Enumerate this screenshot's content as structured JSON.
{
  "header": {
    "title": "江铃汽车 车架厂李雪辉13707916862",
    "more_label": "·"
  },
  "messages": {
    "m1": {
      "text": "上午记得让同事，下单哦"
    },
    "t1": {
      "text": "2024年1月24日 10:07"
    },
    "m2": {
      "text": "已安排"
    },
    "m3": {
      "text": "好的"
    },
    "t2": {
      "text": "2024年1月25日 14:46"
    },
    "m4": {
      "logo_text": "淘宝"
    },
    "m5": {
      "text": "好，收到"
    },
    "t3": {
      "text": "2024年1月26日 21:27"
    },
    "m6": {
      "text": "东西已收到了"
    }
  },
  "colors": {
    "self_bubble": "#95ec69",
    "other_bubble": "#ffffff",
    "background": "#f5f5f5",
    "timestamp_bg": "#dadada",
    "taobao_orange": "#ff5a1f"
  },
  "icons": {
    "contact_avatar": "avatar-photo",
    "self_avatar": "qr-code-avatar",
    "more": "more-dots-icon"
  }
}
__________
▶ Objective:
Return every entry verbatim.

▶ Response to this exercise:
Enumerate this screenshot's content as structured JSON.
{
  "header": {
    "title": "江铃汽车 车架厂李雪辉13707916862",
    "more_label": "·"
  },
  "messages": {
    "m1": {
      "text": "上午记得让同事，下单哦"
    },
    "t1": {
      "text": "2024年1月24日 10:07"
    },
    "m2": {
      "text": "已安排"
    },
    "m3": {
      "text": "好的"
    },
    "t2": {
      "text": "2024年1月25日 14:46"
    },
    "m4": {
      "logo_text": "淘宝"
    },
    "m5": {
      "text": "好，收到"
    },
    "t3": {
      "text": "2024年1月26日 21:27"
    },
    "m6": {
      "text": "东西已收到了"
    }
  },
  "colors": {
    "self_bubble": "#95ec69",
    "other_bubble": "#ffffff",
    "background": "#f5f5f5",
    "timestamp_bg": "#dadada",
    "taobao_orange": "#ff5a1f"
  },
  "icons": {
    "contact_avatar": "avatar-photo",
    "self_avatar": "qr-code-avatar",
    "more": "more-dots-icon"
  }
}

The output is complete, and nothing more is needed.